→ Dataset rows:
-*-*-
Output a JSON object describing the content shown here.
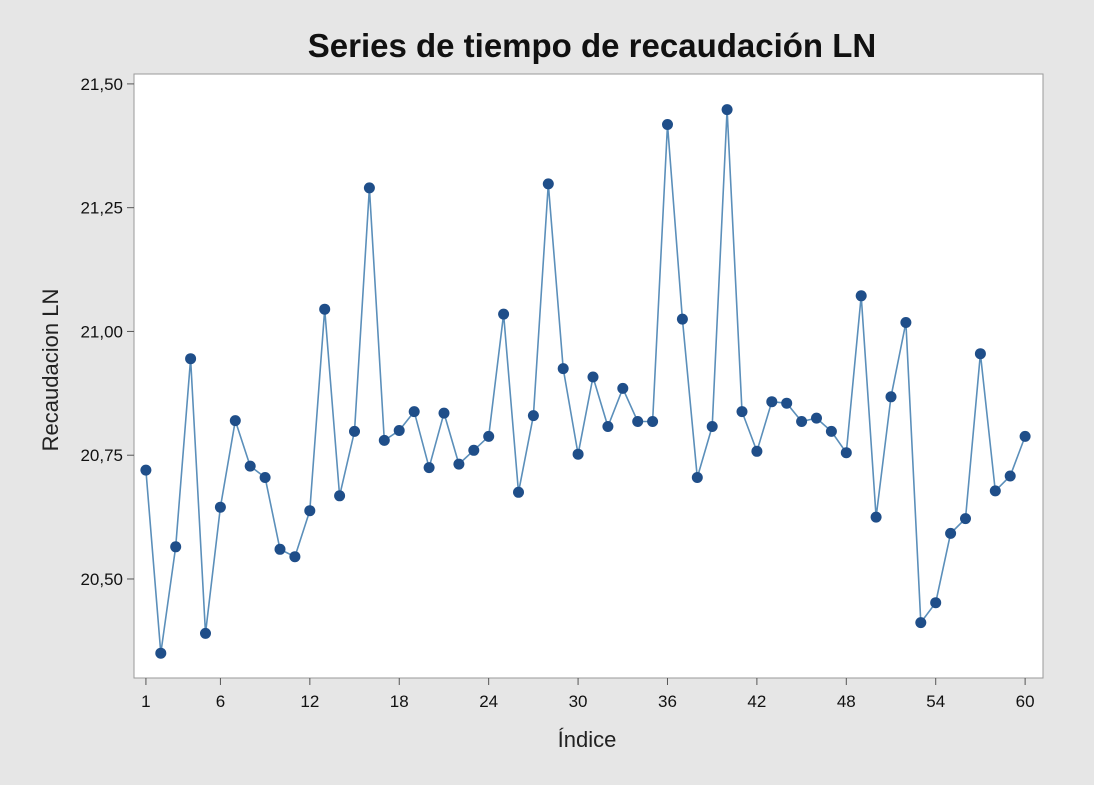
{
  "chart_data": {
    "type": "line",
    "title": "Series de tiempo de recaudación LN",
    "xlabel": "Índice",
    "ylabel": "Recaudacion LN",
    "xlim": [
      0.2,
      61.2
    ],
    "ylim": [
      20.3,
      21.52
    ],
    "xticks": [
      1,
      6,
      12,
      18,
      24,
      30,
      36,
      42,
      48,
      54,
      60
    ],
    "xtick_labels": [
      "1",
      "6",
      "12",
      "18",
      "24",
      "30",
      "36",
      "42",
      "48",
      "54",
      "60"
    ],
    "yticks": [
      20.5,
      20.75,
      21.0,
      21.25,
      21.5
    ],
    "ytick_labels": [
      "20,50",
      "20,75",
      "21,00",
      "21,25",
      "21,50"
    ],
    "grid": false,
    "series": [
      {
        "markers": true,
        "line_color": "#5b8fba",
        "marker_color": "#1f4e89",
        "x": [
          1,
          2,
          3,
          4,
          5,
          6,
          7,
          8,
          9,
          10,
          11,
          12,
          13,
          14,
          15,
          16,
          17,
          18,
          19,
          20,
          21,
          22,
          23,
          24,
          25,
          26,
          27,
          28,
          29,
          30,
          31,
          32,
          33,
          34,
          35,
          36,
          37,
          38,
          39,
          40,
          41,
          42,
          43,
          44,
          45,
          46,
          47,
          48,
          49,
          50,
          51,
          52,
          53,
          54,
          55,
          56,
          57,
          58,
          59,
          60
        ],
        "y": [
          20.72,
          20.35,
          20.565,
          20.945,
          20.39,
          20.645,
          20.82,
          20.728,
          20.705,
          20.56,
          20.545,
          20.638,
          21.045,
          20.668,
          20.798,
          21.29,
          20.78,
          20.8,
          20.838,
          20.725,
          20.835,
          20.732,
          20.76,
          20.788,
          21.035,
          20.675,
          20.83,
          21.298,
          20.925,
          20.752,
          20.908,
          20.808,
          20.885,
          20.818,
          20.818,
          21.418,
          21.025,
          20.705,
          20.808,
          21.448,
          20.838,
          20.758,
          20.858,
          20.855,
          20.818,
          20.825,
          20.798,
          20.755,
          21.072,
          20.625,
          20.868,
          21.018,
          20.412,
          20.452,
          20.592,
          20.622,
          20.955,
          20.678,
          20.708,
          20.788
        ]
      }
    ]
  }
}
-*-*-
→ Task directions:
Give all the lines above again, character for character, without pictures.

→ Exercise answer:
Output a JSON object describing the content shown here.
{
  "chart_data": {
    "type": "line",
    "title": "Series de tiempo de recaudación LN",
    "xlabel": "Índice",
    "ylabel": "Recaudacion LN",
    "xlim": [
      0.2,
      61.2
    ],
    "ylim": [
      20.3,
      21.52
    ],
    "xticks": [
      1,
      6,
      12,
      18,
      24,
      30,
      36,
      42,
      48,
      54,
      60
    ],
    "xtick_labels": [
      "1",
      "6",
      "12",
      "18",
      "24",
      "30",
      "36",
      "42",
      "48",
      "54",
      "60"
    ],
    "yticks": [
      20.5,
      20.75,
      21.0,
      21.25,
      21.5
    ],
    "ytick_labels": [
      "20,50",
      "20,75",
      "21,00",
      "21,25",
      "21,50"
    ],
    "grid": false,
    "series": [
      {
        "markers": true,
        "line_color": "#5b8fba",
        "marker_color": "#1f4e89",
        "x": [
          1,
          2,
          3,
          4,
          5,
          6,
          7,
          8,
          9,
          10,
          11,
          12,
          13,
          14,
          15,
          16,
          17,
          18,
          19,
          20,
          21,
          22,
          23,
          24,
          25,
          26,
          27,
          28,
          29,
          30,
          31,
          32,
          33,
          34,
          35,
          36,
          37,
          38,
          39,
          40,
          41,
          42,
          43,
          44,
          45,
          46,
          47,
          48,
          49,
          50,
          51,
          52,
          53,
          54,
          55,
          56,
          57,
          58,
          59,
          60
        ],
        "y": [
          20.72,
          20.35,
          20.565,
          20.945,
          20.39,
          20.645,
          20.82,
          20.728,
          20.705,
          20.56,
          20.545,
          20.638,
          21.045,
          20.668,
          20.798,
          21.29,
          20.78,
          20.8,
          20.838,
          20.725,
          20.835,
          20.732,
          20.76,
          20.788,
          21.035,
          20.675,
          20.83,
          21.298,
          20.925,
          20.752,
          20.908,
          20.808,
          20.885,
          20.818,
          20.818,
          21.418,
          21.025,
          20.705,
          20.808,
          21.448,
          20.838,
          20.758,
          20.858,
          20.855,
          20.818,
          20.825,
          20.798,
          20.755,
          21.072,
          20.625,
          20.868,
          21.018,
          20.412,
          20.452,
          20.592,
          20.622,
          20.955,
          20.678,
          20.708,
          20.788
        ]
      }
    ]
  }
}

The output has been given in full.